§ **Description of the task**
Locate and copy each line in the data that contains the word "Респуб".
[start]
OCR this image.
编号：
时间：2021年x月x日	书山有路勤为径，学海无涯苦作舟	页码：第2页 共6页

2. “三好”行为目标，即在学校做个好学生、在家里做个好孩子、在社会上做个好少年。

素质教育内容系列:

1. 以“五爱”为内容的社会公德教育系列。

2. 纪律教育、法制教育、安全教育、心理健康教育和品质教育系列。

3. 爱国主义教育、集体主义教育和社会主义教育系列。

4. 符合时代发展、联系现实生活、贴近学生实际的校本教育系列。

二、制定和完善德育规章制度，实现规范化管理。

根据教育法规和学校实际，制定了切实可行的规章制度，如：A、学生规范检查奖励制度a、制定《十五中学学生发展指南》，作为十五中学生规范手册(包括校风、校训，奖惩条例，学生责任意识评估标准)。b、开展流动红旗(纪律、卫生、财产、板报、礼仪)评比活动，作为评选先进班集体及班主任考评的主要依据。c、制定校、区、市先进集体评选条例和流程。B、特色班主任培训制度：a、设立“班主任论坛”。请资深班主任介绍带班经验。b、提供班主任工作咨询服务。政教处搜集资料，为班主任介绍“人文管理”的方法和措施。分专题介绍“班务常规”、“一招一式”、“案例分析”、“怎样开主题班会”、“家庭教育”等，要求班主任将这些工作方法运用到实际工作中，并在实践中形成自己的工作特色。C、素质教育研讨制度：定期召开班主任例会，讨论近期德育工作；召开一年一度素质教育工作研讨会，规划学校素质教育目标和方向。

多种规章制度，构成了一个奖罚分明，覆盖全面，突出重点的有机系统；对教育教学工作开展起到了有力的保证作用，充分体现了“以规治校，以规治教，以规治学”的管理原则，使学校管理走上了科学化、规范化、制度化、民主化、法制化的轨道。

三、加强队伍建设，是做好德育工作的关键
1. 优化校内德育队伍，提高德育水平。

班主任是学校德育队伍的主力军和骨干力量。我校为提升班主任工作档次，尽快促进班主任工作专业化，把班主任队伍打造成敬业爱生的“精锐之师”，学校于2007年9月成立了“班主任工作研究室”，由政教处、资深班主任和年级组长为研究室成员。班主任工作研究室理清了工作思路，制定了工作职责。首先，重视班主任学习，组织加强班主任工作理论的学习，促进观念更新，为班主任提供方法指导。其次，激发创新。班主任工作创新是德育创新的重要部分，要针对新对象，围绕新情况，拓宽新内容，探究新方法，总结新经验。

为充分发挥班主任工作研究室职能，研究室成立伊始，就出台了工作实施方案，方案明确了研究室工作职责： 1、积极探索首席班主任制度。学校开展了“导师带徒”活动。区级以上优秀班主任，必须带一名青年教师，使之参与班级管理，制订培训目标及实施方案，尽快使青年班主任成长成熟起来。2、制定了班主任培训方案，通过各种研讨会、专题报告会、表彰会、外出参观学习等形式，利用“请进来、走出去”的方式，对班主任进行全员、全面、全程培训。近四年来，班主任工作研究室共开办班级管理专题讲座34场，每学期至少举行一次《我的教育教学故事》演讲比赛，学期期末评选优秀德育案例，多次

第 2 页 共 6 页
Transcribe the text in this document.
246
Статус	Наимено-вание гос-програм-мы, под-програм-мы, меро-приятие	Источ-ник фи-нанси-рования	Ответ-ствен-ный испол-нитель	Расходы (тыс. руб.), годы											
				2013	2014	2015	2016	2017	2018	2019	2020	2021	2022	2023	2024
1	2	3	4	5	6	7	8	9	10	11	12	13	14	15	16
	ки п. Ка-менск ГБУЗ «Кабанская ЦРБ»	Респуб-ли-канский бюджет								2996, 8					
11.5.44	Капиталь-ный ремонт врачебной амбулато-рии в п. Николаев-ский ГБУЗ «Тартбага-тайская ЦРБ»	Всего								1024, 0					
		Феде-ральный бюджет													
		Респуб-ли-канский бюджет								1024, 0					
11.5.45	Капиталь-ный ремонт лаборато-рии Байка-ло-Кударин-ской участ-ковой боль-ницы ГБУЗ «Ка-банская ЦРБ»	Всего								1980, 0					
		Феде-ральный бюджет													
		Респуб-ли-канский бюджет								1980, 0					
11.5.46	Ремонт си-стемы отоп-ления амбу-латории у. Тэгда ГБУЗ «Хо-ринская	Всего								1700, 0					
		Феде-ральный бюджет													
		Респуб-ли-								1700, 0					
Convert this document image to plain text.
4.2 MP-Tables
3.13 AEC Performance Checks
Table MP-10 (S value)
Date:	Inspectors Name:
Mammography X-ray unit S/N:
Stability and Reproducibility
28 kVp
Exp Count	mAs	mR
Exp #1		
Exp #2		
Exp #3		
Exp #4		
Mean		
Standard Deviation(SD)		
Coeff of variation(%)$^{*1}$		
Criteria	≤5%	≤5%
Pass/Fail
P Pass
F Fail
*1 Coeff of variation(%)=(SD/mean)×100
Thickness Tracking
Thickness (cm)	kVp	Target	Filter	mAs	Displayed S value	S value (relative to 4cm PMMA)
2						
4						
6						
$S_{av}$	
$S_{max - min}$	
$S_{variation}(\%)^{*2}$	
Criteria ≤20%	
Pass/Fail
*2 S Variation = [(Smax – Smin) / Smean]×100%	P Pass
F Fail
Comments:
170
[end]
§ **Written reply**
	ки п. Ка-менск ГБУЗ «Кабанская ЦРБ»	Респуб-ли-канский бюджет								2996, 8					
		Респуб-ли-канский бюджет								1024, 0					
		Респуб-ли-канский бюджет								1980, 0					
		Респуб-ли-								1700, 0					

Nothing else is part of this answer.